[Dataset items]
= = = = = = =
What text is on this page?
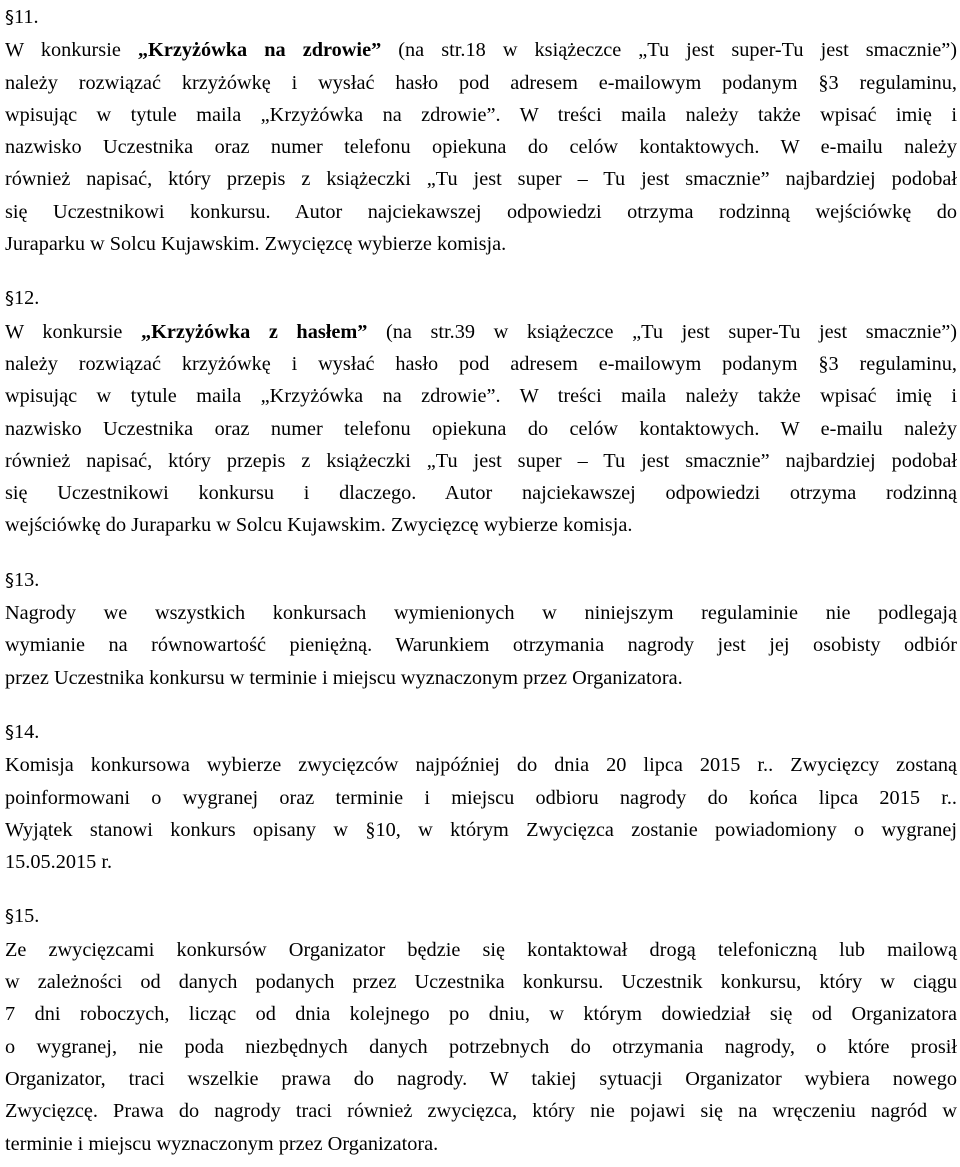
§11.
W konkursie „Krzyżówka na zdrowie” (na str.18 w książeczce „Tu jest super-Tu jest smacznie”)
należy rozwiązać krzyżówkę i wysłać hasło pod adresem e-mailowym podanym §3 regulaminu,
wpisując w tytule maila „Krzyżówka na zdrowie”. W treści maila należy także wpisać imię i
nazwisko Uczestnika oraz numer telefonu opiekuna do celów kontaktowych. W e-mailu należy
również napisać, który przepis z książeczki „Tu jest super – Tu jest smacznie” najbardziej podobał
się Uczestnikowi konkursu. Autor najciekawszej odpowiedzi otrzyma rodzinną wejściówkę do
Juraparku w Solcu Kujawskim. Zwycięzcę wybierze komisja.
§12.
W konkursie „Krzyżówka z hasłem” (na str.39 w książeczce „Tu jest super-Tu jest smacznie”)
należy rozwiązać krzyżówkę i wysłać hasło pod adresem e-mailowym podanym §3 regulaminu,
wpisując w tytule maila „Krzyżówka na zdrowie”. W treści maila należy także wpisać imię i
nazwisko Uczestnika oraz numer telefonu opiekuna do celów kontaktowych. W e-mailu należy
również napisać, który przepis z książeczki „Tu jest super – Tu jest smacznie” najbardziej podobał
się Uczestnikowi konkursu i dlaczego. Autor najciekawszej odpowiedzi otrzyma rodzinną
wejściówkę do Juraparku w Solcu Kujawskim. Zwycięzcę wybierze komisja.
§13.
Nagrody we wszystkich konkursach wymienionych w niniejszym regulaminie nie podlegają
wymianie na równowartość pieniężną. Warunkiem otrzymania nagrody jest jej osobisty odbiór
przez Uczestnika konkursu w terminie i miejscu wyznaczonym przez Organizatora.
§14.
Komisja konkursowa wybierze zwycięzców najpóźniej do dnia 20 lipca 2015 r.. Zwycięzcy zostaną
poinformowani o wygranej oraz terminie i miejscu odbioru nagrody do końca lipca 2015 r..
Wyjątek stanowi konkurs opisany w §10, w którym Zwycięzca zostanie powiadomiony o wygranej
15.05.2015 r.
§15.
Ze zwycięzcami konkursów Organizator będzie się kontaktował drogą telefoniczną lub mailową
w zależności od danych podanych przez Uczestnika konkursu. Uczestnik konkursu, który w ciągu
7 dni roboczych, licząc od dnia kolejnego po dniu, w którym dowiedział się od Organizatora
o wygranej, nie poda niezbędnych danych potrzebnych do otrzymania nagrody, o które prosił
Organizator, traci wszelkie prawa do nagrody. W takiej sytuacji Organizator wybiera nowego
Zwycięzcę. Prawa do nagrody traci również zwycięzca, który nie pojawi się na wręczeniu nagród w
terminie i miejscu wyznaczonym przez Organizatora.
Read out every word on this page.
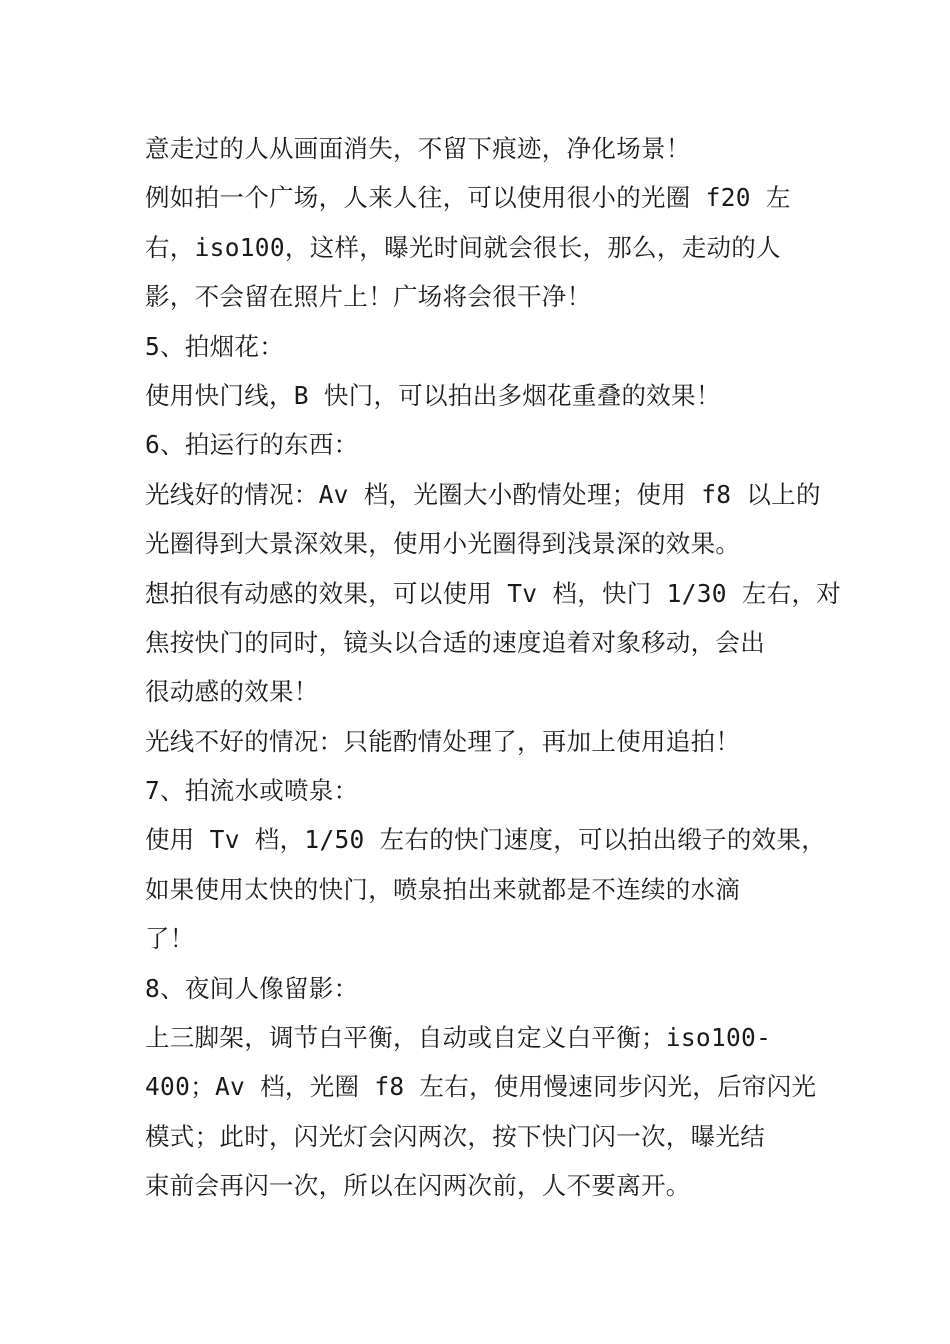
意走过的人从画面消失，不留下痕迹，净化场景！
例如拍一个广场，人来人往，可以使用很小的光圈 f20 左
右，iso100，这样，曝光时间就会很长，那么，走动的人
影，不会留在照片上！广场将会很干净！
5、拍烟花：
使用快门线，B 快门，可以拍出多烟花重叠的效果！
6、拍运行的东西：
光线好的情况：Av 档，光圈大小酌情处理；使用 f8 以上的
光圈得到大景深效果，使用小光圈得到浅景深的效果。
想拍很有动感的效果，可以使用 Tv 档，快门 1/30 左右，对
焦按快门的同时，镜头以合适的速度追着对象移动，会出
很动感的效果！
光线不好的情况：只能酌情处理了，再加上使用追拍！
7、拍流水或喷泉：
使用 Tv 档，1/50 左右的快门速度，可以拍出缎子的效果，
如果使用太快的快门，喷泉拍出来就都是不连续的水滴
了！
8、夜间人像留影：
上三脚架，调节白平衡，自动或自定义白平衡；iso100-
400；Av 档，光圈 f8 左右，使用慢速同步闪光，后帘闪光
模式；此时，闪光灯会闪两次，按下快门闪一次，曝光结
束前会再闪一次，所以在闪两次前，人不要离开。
= = = = = = =
[TASK]
Search the listing for the word "danych" and return each line that holds it.

[EXERCISE RESULT]
w zależności od danych podanych przez Uczestnika konkursu. Uczestnik konkursu, który w ciągu
o wygranej, nie poda niezbędnych danych potrzebnych do otrzymania nagrody, o które prosił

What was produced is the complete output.